Can the data below be set down again exactly, line for line?

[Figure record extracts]
begin

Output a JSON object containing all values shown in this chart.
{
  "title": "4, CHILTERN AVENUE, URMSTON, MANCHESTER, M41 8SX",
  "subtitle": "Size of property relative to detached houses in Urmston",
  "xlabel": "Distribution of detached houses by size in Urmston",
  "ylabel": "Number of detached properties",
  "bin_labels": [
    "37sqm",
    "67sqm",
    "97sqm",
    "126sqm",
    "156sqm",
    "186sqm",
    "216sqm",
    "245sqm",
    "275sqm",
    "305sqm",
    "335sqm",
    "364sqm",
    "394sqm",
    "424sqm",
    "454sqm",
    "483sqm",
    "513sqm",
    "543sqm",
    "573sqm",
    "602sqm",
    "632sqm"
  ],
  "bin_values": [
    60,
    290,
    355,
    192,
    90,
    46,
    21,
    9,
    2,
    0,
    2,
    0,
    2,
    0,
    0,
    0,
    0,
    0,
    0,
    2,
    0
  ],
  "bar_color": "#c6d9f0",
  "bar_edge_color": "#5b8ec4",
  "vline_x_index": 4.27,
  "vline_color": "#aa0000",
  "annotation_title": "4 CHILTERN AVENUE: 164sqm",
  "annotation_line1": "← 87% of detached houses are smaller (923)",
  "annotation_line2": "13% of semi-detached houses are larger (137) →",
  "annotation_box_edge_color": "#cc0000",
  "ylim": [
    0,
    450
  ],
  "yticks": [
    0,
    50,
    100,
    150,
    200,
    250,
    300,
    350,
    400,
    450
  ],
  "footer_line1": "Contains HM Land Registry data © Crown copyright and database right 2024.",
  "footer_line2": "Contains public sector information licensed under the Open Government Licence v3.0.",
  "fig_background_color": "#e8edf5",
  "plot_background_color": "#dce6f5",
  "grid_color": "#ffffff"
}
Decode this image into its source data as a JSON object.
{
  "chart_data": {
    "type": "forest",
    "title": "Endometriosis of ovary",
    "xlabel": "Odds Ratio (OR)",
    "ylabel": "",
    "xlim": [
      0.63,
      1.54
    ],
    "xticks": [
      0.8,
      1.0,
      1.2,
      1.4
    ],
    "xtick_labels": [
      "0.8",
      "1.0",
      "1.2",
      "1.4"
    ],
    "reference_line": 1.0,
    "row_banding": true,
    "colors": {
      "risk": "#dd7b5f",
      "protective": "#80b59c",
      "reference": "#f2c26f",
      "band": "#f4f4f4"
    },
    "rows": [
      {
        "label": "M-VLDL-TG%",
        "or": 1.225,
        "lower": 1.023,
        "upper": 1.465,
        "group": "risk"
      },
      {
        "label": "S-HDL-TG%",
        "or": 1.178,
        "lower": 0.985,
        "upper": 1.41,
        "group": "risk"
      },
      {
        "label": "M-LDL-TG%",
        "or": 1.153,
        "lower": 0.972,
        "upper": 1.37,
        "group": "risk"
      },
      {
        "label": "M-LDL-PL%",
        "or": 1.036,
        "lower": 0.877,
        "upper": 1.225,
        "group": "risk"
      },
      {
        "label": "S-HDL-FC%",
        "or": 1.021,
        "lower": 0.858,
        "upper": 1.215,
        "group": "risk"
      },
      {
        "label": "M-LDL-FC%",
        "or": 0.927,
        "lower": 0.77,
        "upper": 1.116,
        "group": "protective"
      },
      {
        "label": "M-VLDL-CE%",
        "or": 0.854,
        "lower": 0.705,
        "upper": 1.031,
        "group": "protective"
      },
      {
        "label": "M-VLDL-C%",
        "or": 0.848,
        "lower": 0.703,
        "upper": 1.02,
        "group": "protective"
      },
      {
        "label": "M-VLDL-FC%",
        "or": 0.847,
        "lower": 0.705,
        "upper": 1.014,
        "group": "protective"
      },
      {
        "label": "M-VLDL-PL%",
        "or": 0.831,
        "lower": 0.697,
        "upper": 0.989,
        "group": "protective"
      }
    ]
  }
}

end

OUTPUT FOR THIS EXERCISE:
Output a JSON object containing all values shown in this chart.
{
  "title": "4, CHILTERN AVENUE, URMSTON, MANCHESTER, M41 8SX",
  "subtitle": "Size of property relative to detached houses in Urmston",
  "xlabel": "Distribution of detached houses by size in Urmston",
  "ylabel": "Number of detached properties",
  "bin_labels": [
    "37sqm",
    "67sqm",
    "97sqm",
    "126sqm",
    "156sqm",
    "186sqm",
    "216sqm",
    "245sqm",
    "275sqm",
    "305sqm",
    "335sqm",
    "364sqm",
    "394sqm",
    "424sqm",
    "454sqm",
    "483sqm",
    "513sqm",
    "543sqm",
    "573sqm",
    "602sqm",
    "632sqm"
  ],
  "bin_values": [
    60,
    290,
    355,
    192,
    90,
    46,
    21,
    9,
    2,
    0,
    2,
    0,
    2,
    0,
    0,
    0,
    0,
    0,
    0,
    2,
    0
  ],
  "bar_color": "#c6d9f0",
  "bar_edge_color": "#5b8ec4",
  "vline_x_index": 4.27,
  "vline_color": "#aa0000",
  "annotation_title": "4 CHILTERN AVENUE: 164sqm",
  "annotation_line1": "← 87% of detached houses are smaller (923)",
  "annotation_line2": "13% of semi-detached houses are larger (137) →",
  "annotation_box_edge_color": "#cc0000",
  "ylim": [
    0,
    450
  ],
  "yticks": [
    0,
    50,
    100,
    150,
    200,
    250,
    300,
    350,
    400,
    450
  ],
  "footer_line1": "Contains HM Land Registry data © Crown copyright and database right 2024.",
  "footer_line2": "Contains public sector information licensed under the Open Government Licence v3.0.",
  "fig_background_color": "#e8edf5",
  "plot_background_color": "#dce6f5",
  "grid_color": "#ffffff"
}
Decode this image into its source data as a JSON object.
{
  "chart_data": {
    "type": "forest",
    "title": "Endometriosis of ovary",
    "xlabel": "Odds Ratio (OR)",
    "ylabel": "",
    "xlim": [
      0.63,
      1.54
    ],
    "xticks": [
      0.8,
      1.0,
      1.2,
      1.4
    ],
    "xtick_labels": [
      "0.8",
      "1.0",
      "1.2",
      "1.4"
    ],
    "reference_line": 1.0,
    "row_banding": true,
    "colors": {
      "risk": "#dd7b5f",
      "protective": "#80b59c",
      "reference": "#f2c26f",
      "band": "#f4f4f4"
    },
    "rows": [
      {
        "label": "M-VLDL-TG%",
        "or": 1.225,
        "lower": 1.023,
        "upper": 1.465,
        "group": "risk"
      },
      {
        "label": "S-HDL-TG%",
        "or": 1.178,
        "lower": 0.985,
        "upper": 1.41,
        "group": "risk"
      },
      {
        "label": "M-LDL-TG%",
        "or": 1.153,
        "lower": 0.972,
        "upper": 1.37,
        "group": "risk"
      },
      {
        "label": "M-LDL-PL%",
        "or": 1.036,
        "lower": 0.877,
        "upper": 1.225,
        "group": "risk"
      },
      {
        "label": "S-HDL-FC%",
        "or": 1.021,
        "lower": 0.858,
        "upper": 1.215,
        "group": "risk"
      },
      {
        "label": "M-LDL-FC%",
        "or": 0.927,
        "lower": 0.77,
        "upper": 1.116,
        "group": "protective"
      },
      {
        "label": "M-VLDL-CE%",
        "or": 0.854,
        "lower": 0.705,
        "upper": 1.031,
        "group": "protective"
      },
      {
        "label": "M-VLDL-C%",
        "or": 0.848,
        "lower": 0.703,
        "upper": 1.02,
        "group": "protective"
      },
      {
        "label": "M-VLDL-FC%",
        "or": 0.847,
        "lower": 0.705,
        "upper": 1.014,
        "group": "protective"
      },
      {
        "label": "M-VLDL-PL%",
        "or": 0.831,
        "lower": 0.697,
        "upper": 0.989,
        "group": "protective"
      }
    ]
  }
}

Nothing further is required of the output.